* **Exercise materials**:
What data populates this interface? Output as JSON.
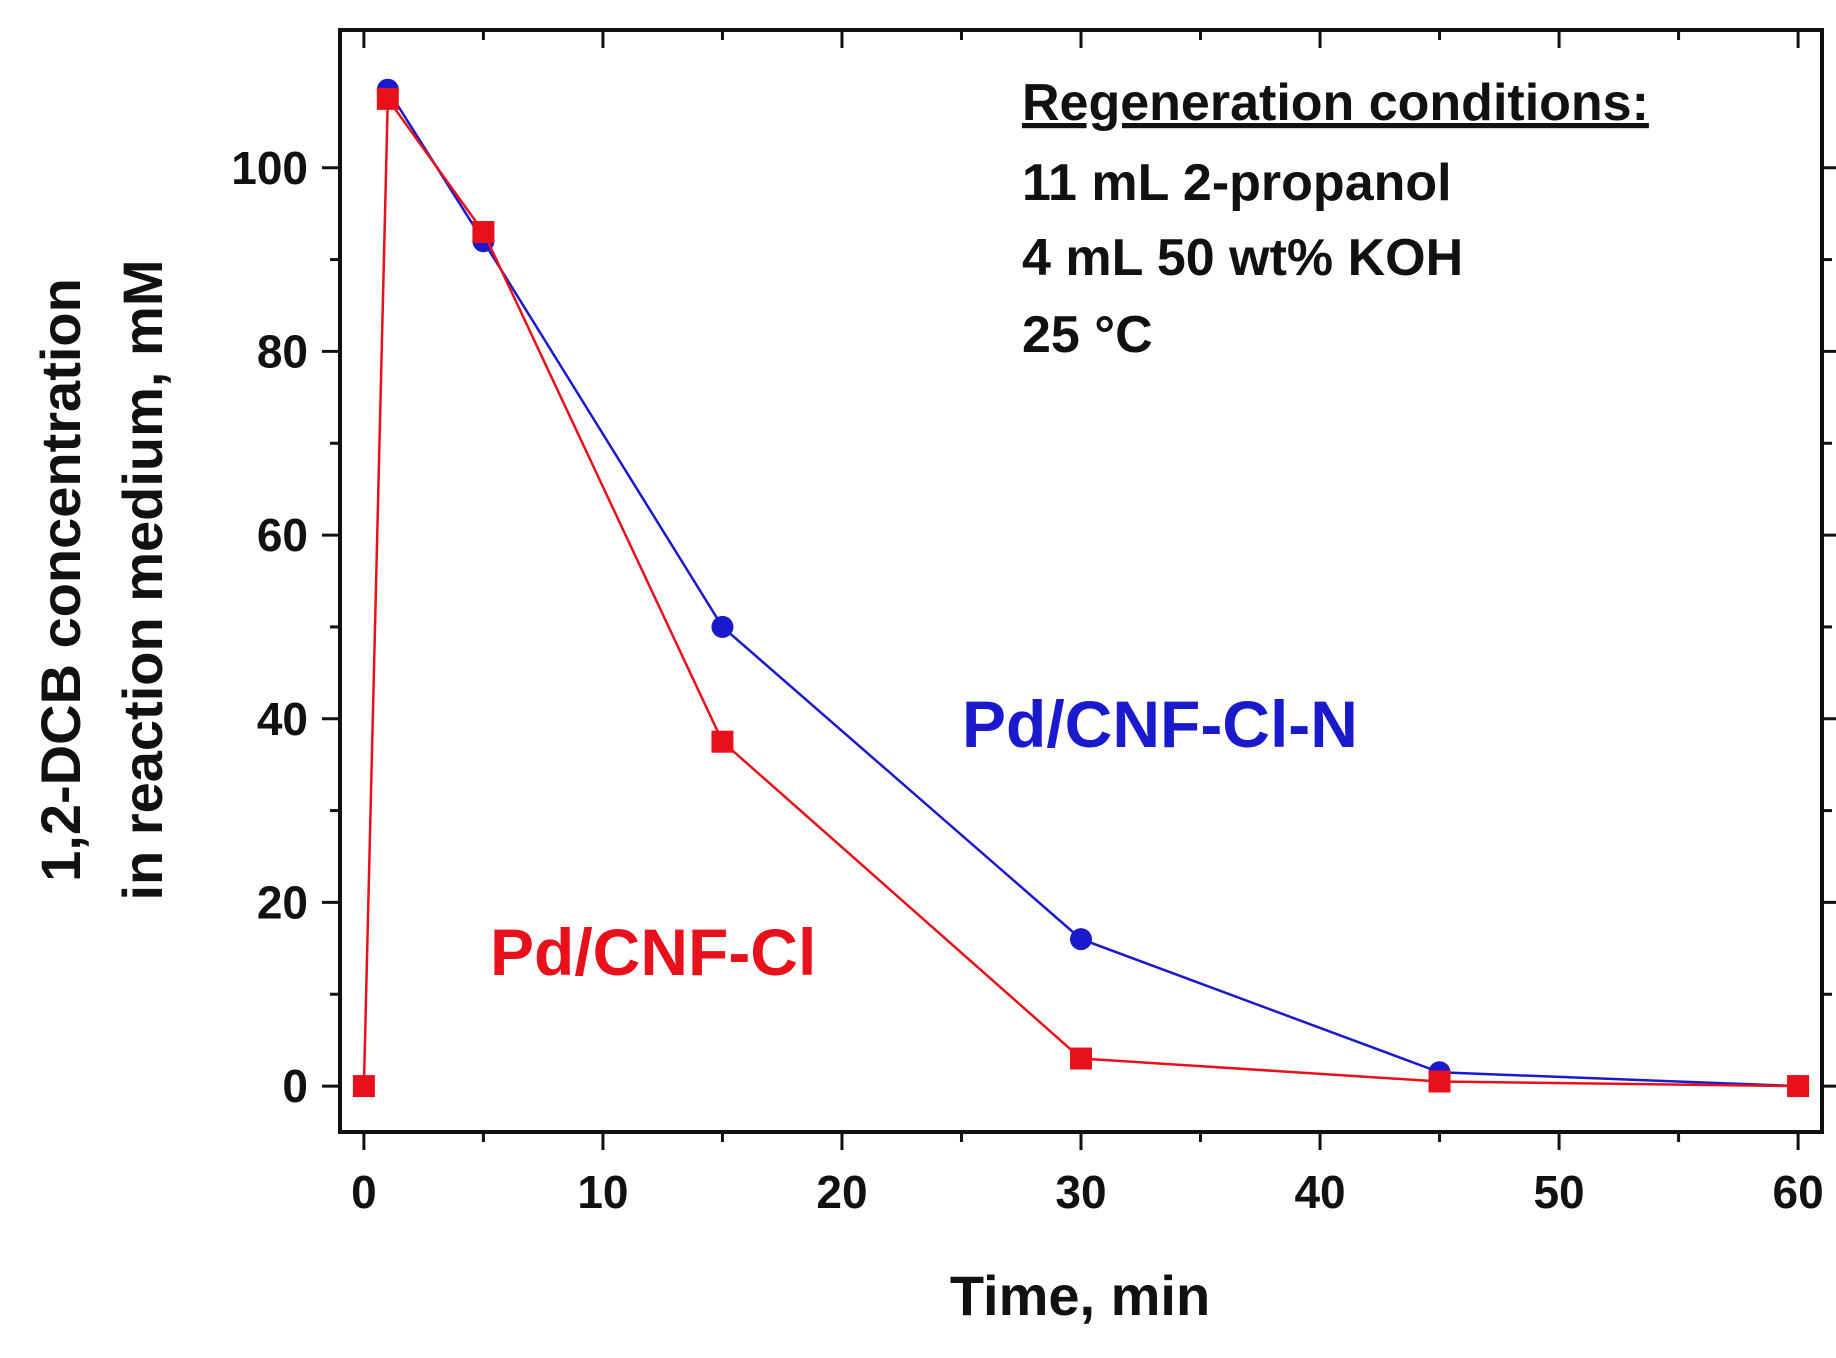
{
  "chart_data": {
    "type": "line",
    "title": "",
    "xlabel": "Time, min",
    "ylabel_line1": "1,2-DCB concentration",
    "ylabel_line2": "in reaction medium, mM",
    "xlim": [
      -1,
      61
    ],
    "ylim": [
      -5,
      115
    ],
    "xticks": [
      0,
      10,
      20,
      30,
      40,
      50,
      60
    ],
    "yticks": [
      0,
      20,
      40,
      60,
      80,
      100
    ],
    "x_minor_step": 5,
    "y_minor_step": 10,
    "grid": false,
    "series": [
      {
        "name": "Pd/CNF-Cl-N",
        "color": "#1a1acc",
        "marker": "circle",
        "x": [
          1,
          5,
          15,
          30,
          45,
          60
        ],
        "y": [
          108.5,
          92,
          50,
          16,
          1.5,
          0
        ]
      },
      {
        "name": "Pd/CNF-Cl",
        "color": "#e8101a",
        "marker": "square",
        "x": [
          0,
          1,
          5,
          15,
          30,
          45,
          60
        ],
        "y": [
          0,
          107.5,
          93,
          37.5,
          3,
          0.5,
          0
        ]
      }
    ],
    "annotation": {
      "heading": "Regeneration conditions:",
      "lines": [
        "11 mL 2-propanol",
        "4 mL 50 wt% KOH",
        "25 °C"
      ]
    }
  }
}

* **Work instructions**:
Output a faithful copy of the data, with each picture left out.

* **Response**:
What data populates this interface? Output as JSON.
{
  "chart_data": {
    "type": "line",
    "title": "",
    "xlabel": "Time, min",
    "ylabel_line1": "1,2-DCB concentration",
    "ylabel_line2": "in reaction medium, mM",
    "xlim": [
      -1,
      61
    ],
    "ylim": [
      -5,
      115
    ],
    "xticks": [
      0,
      10,
      20,
      30,
      40,
      50,
      60
    ],
    "yticks": [
      0,
      20,
      40,
      60,
      80,
      100
    ],
    "x_minor_step": 5,
    "y_minor_step": 10,
    "grid": false,
    "series": [
      {
        "name": "Pd/CNF-Cl-N",
        "color": "#1a1acc",
        "marker": "circle",
        "x": [
          1,
          5,
          15,
          30,
          45,
          60
        ],
        "y": [
          108.5,
          92,
          50,
          16,
          1.5,
          0
        ]
      },
      {
        "name": "Pd/CNF-Cl",
        "color": "#e8101a",
        "marker": "square",
        "x": [
          0,
          1,
          5,
          15,
          30,
          45,
          60
        ],
        "y": [
          0,
          107.5,
          93,
          37.5,
          3,
          0.5,
          0
        ]
      }
    ],
    "annotation": {
      "heading": "Regeneration conditions:",
      "lines": [
        "11 mL 2-propanol",
        "4 mL 50 wt% KOH",
        "25 °C"
      ]
    }
  }
}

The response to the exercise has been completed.